TEXT PROVIDED –
---
Tag Archives: WPS

WPS Brute Force follow-up information

On January 1st we posted a little bit of information regarding the Wi-Fi Protected Setup (WPS) brute force vulnerability. As a follow-up, I have performed a bit more research and analysis on the vulnerability and the attack tools. Here is a list of resources you might want to check out for more information: 

No Strings Attached Podcast 

I was privileged enough to participate in the @NSAShow’s episode 2 podcast: Wi-Fi Protected Setup, Battered or Broken? I highly recommend giving the podcast a listen as it contains a lot of good information. I’d also like to thank the host @revolutionwifi and the other guest @matthewsgast for a fun and insightful 45 minutes. 

Simply Wi-Fi 

We’ve already shared my video demonstration of how a WPS brute force attack works. Since then, I’ve created another video, seen below, demonstrating the use of a tool that identifies vulnerable wireless routers. I’ve also taken some frame captures of an attack and provided an explanation of the frames at different stages of the attack. Sample frames have also been made available for anyone who wants to take a closer look in Wireshark.


United States Computer Response Team (US-Cert) 

Here is the original vulnerability note created on December 27, 2011. It details the basic purpose of WPS and describes the vulnerability. 

Dan C.

If you are aware of any additional resources, please share them in the comments section below.
---
[Records of labeled boxes]
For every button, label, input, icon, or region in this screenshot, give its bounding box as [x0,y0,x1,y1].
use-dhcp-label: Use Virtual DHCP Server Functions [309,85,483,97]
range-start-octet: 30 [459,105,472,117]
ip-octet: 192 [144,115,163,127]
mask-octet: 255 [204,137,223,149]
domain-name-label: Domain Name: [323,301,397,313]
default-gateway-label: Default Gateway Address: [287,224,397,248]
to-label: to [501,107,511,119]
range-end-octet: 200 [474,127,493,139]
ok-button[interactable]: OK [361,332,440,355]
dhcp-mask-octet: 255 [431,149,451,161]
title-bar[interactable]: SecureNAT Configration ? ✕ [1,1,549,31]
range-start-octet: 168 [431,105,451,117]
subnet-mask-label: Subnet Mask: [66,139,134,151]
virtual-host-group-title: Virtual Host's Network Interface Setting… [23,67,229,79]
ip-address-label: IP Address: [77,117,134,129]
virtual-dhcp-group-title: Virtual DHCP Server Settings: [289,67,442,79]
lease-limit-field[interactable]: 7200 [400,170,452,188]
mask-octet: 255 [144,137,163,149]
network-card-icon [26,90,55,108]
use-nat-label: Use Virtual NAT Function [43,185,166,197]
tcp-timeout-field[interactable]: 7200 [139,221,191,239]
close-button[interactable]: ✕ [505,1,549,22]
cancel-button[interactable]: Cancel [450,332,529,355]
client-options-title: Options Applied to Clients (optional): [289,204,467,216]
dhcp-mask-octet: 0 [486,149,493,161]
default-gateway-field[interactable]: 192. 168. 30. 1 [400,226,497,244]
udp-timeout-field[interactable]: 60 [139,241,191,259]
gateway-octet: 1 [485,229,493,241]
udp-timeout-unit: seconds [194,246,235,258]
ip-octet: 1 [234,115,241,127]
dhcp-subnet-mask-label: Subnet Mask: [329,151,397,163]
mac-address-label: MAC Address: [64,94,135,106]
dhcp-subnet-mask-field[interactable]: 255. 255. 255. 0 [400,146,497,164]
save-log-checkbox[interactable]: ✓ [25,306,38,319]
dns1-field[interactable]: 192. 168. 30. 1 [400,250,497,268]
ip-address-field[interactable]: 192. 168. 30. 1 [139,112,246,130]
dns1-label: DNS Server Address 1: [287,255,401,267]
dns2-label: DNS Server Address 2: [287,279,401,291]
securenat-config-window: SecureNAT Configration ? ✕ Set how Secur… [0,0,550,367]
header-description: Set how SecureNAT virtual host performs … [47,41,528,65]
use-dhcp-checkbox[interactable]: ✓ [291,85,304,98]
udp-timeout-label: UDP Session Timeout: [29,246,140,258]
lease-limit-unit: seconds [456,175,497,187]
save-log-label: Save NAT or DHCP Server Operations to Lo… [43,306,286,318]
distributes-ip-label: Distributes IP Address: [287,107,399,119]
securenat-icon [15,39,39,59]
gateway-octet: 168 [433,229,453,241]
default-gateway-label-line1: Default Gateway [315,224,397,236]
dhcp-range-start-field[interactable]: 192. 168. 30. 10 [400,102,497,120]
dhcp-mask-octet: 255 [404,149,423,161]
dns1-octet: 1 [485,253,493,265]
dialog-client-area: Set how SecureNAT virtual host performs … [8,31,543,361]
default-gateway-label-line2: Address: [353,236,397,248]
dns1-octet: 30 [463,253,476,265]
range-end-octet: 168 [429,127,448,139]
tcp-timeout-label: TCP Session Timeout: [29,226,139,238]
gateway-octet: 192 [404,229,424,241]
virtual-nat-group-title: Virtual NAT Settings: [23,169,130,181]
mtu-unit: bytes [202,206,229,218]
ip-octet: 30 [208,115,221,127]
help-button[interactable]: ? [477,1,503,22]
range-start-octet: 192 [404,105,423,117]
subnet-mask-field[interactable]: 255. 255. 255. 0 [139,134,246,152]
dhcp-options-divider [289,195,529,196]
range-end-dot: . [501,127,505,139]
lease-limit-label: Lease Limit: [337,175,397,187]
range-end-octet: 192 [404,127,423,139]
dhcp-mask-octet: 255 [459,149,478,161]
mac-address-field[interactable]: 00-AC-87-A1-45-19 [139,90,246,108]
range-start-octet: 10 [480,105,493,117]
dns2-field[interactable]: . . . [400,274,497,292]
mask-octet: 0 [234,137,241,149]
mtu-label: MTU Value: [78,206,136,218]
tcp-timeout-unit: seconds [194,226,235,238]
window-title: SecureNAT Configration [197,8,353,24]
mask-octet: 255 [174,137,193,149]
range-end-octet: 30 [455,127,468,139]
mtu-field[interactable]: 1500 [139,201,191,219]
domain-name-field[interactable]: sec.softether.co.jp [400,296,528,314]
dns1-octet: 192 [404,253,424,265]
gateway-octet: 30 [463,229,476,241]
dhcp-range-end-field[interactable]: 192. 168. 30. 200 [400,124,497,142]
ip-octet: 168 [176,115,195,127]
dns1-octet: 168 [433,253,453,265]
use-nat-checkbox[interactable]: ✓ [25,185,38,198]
---
CHALLENGES –
(A) Please retype, word for word, the part of the WPS brute force post that opens with the words containing "Here is the" and closes with "comments section below.".
(B) According to the WPS brute force post, on what date was the original US-Cert vulnerability note created?

SOLUTIONS BY TASK –
(A)
Here is the original vulnerability note created on December 27, 2011. It details the basic purpose of WPS and describes the vulnerability. 

Dan C.

If you are aware of any additional resources, please share them in the comments section below.

(B) December 27, 2011